THE REQUEST |
Copy everything from the start of the listing down to the line that contains "bookmark-icon[interactable] [928,63,942,80]", swapping "page-icon" for "document-icon" and changing nothing else.

GIVEN DATA |
○ ○ ○ ○

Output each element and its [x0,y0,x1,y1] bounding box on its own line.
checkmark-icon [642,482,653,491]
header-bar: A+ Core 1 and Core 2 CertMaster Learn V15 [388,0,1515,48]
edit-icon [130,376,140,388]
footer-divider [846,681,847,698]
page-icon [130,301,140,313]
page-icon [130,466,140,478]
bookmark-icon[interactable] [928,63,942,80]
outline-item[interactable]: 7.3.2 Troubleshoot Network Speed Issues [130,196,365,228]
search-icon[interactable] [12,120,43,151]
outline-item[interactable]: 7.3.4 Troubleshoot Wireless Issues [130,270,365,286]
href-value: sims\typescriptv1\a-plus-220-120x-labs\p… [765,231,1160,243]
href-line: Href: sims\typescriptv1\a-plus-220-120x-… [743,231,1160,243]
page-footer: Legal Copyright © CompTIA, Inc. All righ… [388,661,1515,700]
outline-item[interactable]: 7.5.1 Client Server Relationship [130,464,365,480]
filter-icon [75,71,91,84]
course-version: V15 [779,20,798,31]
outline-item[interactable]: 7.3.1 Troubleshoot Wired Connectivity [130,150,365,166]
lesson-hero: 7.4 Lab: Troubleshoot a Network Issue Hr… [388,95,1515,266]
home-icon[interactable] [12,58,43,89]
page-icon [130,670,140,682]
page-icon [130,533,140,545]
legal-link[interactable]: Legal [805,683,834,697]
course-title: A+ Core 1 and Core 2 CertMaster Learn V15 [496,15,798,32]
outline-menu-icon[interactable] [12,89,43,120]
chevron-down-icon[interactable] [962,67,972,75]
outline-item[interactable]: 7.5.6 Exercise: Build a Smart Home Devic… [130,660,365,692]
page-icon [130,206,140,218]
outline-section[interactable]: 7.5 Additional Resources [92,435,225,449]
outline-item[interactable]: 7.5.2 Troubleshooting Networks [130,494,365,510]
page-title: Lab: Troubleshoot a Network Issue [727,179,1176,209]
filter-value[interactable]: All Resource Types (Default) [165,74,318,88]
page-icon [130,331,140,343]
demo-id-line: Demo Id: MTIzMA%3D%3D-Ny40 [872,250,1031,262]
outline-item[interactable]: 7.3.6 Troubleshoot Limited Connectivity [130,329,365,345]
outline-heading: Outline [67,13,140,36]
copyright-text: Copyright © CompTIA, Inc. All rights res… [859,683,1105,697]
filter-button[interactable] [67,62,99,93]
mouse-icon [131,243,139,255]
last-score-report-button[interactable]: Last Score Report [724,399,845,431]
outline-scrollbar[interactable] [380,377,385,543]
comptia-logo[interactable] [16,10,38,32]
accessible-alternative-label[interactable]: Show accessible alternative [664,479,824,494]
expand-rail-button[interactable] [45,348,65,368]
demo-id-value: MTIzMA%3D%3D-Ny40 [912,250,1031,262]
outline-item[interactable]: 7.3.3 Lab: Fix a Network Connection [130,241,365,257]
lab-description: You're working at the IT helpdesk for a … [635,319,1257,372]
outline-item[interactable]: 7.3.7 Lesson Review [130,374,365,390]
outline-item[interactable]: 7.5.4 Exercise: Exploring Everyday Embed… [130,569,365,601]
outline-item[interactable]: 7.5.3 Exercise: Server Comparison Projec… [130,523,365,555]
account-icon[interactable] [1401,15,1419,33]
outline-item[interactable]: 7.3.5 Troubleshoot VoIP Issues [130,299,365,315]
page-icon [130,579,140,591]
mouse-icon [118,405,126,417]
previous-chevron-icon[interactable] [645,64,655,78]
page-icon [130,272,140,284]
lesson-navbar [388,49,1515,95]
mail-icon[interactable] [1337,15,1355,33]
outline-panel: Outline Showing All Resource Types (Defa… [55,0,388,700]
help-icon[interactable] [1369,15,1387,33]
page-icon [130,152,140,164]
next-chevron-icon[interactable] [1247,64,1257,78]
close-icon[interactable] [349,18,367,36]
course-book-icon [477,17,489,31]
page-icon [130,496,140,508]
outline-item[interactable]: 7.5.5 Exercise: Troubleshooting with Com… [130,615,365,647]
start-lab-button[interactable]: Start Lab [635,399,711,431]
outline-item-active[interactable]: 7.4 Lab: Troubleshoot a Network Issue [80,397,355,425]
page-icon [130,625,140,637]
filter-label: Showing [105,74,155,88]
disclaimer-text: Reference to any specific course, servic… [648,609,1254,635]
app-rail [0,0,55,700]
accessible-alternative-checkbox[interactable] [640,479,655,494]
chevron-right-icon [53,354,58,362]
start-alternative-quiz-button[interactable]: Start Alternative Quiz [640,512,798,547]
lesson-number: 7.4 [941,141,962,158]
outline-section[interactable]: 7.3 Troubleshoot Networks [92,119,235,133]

○ ○ ○ ○

TASK OUTPUT |
Output each element and its [x0,y0,x1,y1] bounding box on its own line.
checkmark-icon [642,482,653,491]
header-bar: A+ Core 1 and Core 2 CertMaster Learn V15 [388,0,1515,48]
edit-icon [130,376,140,388]
footer-divider [846,681,847,698]
document-icon [130,301,140,313]
document-icon [130,466,140,478]
bookmark-icon[interactable] [928,63,942,80]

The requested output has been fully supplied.